## TASK DESCRIPTION
Go through the listing and write out all of it exactly.

## Start

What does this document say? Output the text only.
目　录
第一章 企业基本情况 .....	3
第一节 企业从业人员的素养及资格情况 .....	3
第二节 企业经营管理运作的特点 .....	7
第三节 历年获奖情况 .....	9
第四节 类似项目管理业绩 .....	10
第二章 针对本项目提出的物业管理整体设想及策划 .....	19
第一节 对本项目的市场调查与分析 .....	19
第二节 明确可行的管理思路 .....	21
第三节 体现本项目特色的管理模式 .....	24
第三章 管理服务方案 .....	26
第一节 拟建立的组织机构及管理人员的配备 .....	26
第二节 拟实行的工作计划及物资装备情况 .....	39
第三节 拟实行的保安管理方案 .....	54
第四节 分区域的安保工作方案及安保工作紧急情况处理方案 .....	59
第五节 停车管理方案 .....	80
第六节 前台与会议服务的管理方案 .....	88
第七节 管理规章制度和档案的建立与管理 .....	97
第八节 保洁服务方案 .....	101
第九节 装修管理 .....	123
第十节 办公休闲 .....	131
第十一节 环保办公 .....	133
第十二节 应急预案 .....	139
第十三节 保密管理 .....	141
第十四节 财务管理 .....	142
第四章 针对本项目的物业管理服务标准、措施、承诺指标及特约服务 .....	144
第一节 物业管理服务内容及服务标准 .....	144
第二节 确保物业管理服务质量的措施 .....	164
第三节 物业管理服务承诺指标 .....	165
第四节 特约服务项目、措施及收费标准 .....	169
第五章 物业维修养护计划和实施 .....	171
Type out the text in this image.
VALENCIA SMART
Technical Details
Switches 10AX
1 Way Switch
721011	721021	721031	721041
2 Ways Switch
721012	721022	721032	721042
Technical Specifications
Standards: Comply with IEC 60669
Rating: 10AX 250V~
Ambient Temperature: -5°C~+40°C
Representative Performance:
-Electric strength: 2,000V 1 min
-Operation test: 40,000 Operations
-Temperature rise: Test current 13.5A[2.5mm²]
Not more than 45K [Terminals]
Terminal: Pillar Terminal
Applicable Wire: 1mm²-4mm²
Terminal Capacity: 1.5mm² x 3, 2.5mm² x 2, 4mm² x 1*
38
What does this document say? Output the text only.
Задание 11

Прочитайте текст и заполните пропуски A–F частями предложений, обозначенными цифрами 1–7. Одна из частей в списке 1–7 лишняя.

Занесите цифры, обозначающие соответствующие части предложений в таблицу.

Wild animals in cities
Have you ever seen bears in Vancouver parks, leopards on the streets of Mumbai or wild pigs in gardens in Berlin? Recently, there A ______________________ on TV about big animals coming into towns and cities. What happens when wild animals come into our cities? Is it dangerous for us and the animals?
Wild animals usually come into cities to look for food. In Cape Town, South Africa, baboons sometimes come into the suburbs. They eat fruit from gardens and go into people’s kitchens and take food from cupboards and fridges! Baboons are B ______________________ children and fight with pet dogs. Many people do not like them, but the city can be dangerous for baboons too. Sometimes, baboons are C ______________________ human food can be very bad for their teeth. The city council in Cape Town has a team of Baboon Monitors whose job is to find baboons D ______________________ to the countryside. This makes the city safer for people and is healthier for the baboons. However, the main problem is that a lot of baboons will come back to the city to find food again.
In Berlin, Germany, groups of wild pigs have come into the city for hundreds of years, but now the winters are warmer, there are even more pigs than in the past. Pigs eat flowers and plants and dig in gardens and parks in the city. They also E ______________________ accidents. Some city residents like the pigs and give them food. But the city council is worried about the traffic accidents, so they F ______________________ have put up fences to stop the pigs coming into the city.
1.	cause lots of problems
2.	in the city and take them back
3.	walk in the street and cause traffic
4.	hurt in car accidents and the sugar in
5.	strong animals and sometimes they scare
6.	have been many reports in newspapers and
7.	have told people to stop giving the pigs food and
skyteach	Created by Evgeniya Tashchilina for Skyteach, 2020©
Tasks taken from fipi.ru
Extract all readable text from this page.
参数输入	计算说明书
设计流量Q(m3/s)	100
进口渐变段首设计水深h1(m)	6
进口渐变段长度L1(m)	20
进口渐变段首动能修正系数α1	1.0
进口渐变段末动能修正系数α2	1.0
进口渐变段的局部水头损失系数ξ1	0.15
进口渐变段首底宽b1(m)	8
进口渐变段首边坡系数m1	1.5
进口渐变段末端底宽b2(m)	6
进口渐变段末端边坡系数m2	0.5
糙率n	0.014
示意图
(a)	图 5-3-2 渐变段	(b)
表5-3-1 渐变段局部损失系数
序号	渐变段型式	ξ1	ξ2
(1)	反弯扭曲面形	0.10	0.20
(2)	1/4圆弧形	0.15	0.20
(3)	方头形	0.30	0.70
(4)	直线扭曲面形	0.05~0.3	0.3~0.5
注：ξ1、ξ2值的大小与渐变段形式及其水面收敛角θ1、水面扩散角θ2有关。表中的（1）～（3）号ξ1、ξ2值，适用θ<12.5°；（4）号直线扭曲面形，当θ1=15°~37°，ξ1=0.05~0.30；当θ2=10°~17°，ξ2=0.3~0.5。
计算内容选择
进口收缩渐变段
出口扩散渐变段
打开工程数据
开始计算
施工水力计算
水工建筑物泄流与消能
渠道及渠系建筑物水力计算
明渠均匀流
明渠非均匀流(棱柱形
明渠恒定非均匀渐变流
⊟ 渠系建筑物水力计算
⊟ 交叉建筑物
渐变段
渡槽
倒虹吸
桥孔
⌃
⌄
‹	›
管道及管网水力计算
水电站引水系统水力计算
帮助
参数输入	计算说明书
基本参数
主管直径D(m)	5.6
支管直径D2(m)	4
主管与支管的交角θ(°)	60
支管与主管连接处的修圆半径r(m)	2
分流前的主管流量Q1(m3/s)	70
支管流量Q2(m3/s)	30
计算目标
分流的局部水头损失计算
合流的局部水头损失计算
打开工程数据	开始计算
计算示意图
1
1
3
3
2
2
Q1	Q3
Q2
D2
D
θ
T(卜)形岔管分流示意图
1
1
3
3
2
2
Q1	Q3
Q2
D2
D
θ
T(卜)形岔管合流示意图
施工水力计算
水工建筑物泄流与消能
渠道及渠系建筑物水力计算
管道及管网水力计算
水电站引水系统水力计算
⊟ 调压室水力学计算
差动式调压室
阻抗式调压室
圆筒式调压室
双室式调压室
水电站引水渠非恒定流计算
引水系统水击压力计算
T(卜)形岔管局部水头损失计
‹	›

## End

## RESPONSE TO THE EXERCISE
What does this document say? Output the text only.
目　录
第一章 企业基本情况 .....	3
第一节 企业从业人员的素养及资格情况 .....	3
第二节 企业经营管理运作的特点 .....	7
第三节 历年获奖情况 .....	9
第四节 类似项目管理业绩 .....	10
第二章 针对本项目提出的物业管理整体设想及策划 .....	19
第一节 对本项目的市场调查与分析 .....	19
第二节 明确可行的管理思路 .....	21
第三节 体现本项目特色的管理模式 .....	24
第三章 管理服务方案 .....	26
第一节 拟建立的组织机构及管理人员的配备 .....	26
第二节 拟实行的工作计划及物资装备情况 .....	39
第三节 拟实行的保安管理方案 .....	54
第四节 分区域的安保工作方案及安保工作紧急情况处理方案 .....	59
第五节 停车管理方案 .....	80
第六节 前台与会议服务的管理方案 .....	88
第七节 管理规章制度和档案的建立与管理 .....	97
第八节 保洁服务方案 .....	101
第九节 装修管理 .....	123
第十节 办公休闲 .....	131
第十一节 环保办公 .....	133
第十二节 应急预案 .....	139
第十三节 保密管理 .....	141
第十四节 财务管理 .....	142
第四章 针对本项目的物业管理服务标准、措施、承诺指标及特约服务 .....	144
第一节 物业管理服务内容及服务标准 .....	144
第二节 确保物业管理服务质量的措施 .....	164
第三节 物业管理服务承诺指标 .....	165
第四节 特约服务项目、措施及收费标准 .....	169
第五章 物业维修养护计划和实施 .....	171
Type out the text in this image.
VALENCIA SMART
Technical Details
Switches 10AX
1 Way Switch
721011	721021	721031	721041
2 Ways Switch
721012	721022	721032	721042
Technical Specifications
Standards: Comply with IEC 60669
Rating: 10AX 250V~
Ambient Temperature: -5°C~+40°C
Representative Performance:
-Electric strength: 2,000V 1 min
-Operation test: 40,000 Operations
-Temperature rise: Test current 13.5A[2.5mm²]
Not more than 45K [Terminals]
Terminal: Pillar Terminal
Applicable Wire: 1mm²-4mm²
Terminal Capacity: 1.5mm² x 3, 2.5mm² x 2, 4mm² x 1*
38
What does this document say? Output the text only.
Задание 11

Прочитайте текст и заполните пропуски A–F частями предложений, обозначенными цифрами 1–7. Одна из частей в списке 1–7 лишняя.

Занесите цифры, обозначающие соответствующие части предложений в таблицу.

Wild animals in cities
Have you ever seen bears in Vancouver parks, leopards on the streets of Mumbai or wild pigs in gardens in Berlin? Recently, there A ______________________ on TV about big animals coming into towns and cities. What happens when wild animals come into our cities? Is it dangerous for us and the animals?
Wild animals usually come into cities to look for food. In Cape Town, South Africa, baboons sometimes come into the suburbs. They eat fruit from gardens and go into people’s kitchens and take food from cupboards and fridges! Baboons are B ______________________ children and fight with pet dogs. Many people do not like them, but the city can be dangerous for baboons too. Sometimes, baboons are C ______________________ human food can be very bad for their teeth. The city council in Cape Town has a team of Baboon Monitors whose job is to find baboons D ______________________ to the countryside. This makes the city safer for people and is healthier for the baboons. However, the main problem is that a lot of baboons will come back to the city to find food again.
In Berlin, Germany, groups of wild pigs have come into the city for hundreds of years, but now the winters are warmer, there are even more pigs than in the past. Pigs eat flowers and plants and dig in gardens and parks in the city. They also E ______________________ accidents. Some city residents like the pigs and give them food. But the city council is worried about the traffic accidents, so they F ______________________ have put up fences to stop the pigs coming into the city.
1.	cause lots of problems
2.	in the city and take them back
3.	walk in the street and cause traffic
4.	hurt in car accidents and the sugar in
5.	strong animals and sometimes they scare
6.	have been many reports in newspapers and
7.	have told people to stop giving the pigs food and
skyteach	Created by Evgeniya Tashchilina for Skyteach, 2020©
Tasks taken from fipi.ru
Extract all readable text from this page.
参数输入	计算说明书
设计流量Q(m3/s)	100
进口渐变段首设计水深h1(m)	6
进口渐变段长度L1(m)	20
进口渐变段首动能修正系数α1	1.0
进口渐变段末动能修正系数α2	1.0
进口渐变段的局部水头损失系数ξ1	0.15
进口渐变段首底宽b1(m)	8
进口渐变段首边坡系数m1	1.5
进口渐变段末端底宽b2(m)	6
进口渐变段末端边坡系数m2	0.5
糙率n	0.014
示意图
(a)	图 5-3-2 渐变段	(b)
表5-3-1 渐变段局部损失系数
序号	渐变段型式	ξ1	ξ2
(1)	反弯扭曲面形	0.10	0.20
(2)	1/4圆弧形	0.15	0.20
(3)	方头形	0.30	0.70
(4)	直线扭曲面形	0.05~0.3	0.3~0.5
注：ξ1、ξ2值的大小与渐变段形式及其水面收敛角θ1、水面扩散角θ2有关。表中的（1）～（3）号ξ1、ξ2值，适用θ<12.5°；（4）号直线扭曲面形，当θ1=15°~37°，ξ1=0.05~0.30；当θ2=10°~17°，ξ2=0.3~0.5。
计算内容选择
进口收缩渐变段
出口扩散渐变段
打开工程数据
开始计算
施工水力计算
水工建筑物泄流与消能
渠道及渠系建筑物水力计算
明渠均匀流
明渠非均匀流(棱柱形
明渠恒定非均匀渐变流
⊟ 渠系建筑物水力计算
⊟ 交叉建筑物
渐变段
渡槽
倒虹吸
桥孔
⌃
⌄
‹	›
管道及管网水力计算
水电站引水系统水力计算
帮助
参数输入	计算说明书
基本参数
主管直径D(m)	5.6
支管直径D2(m)	4
主管与支管的交角θ(°)	60
支管与主管连接处的修圆半径r(m)	2
分流前的主管流量Q1(m3/s)	70
支管流量Q2(m3/s)	30
计算目标
分流的局部水头损失计算
合流的局部水头损失计算
打开工程数据	开始计算
计算示意图
1
1
3
3
2
2
Q1	Q3
Q2
D2
D
θ
T(卜)形岔管分流示意图
1
1
3
3
2
2
Q1	Q3
Q2
D2
D
θ
T(卜)形岔管合流示意图
施工水力计算
水工建筑物泄流与消能
渠道及渠系建筑物水力计算
管道及管网水力计算
水电站引水系统水力计算
⊟ 调压室水力学计算
差动式调压室
阻抗式调压室
圆筒式调压室
双室式调压室
水电站引水渠非恒定流计算
引水系统水击压力计算
T(卜)形岔管局部水头损失计
‹	›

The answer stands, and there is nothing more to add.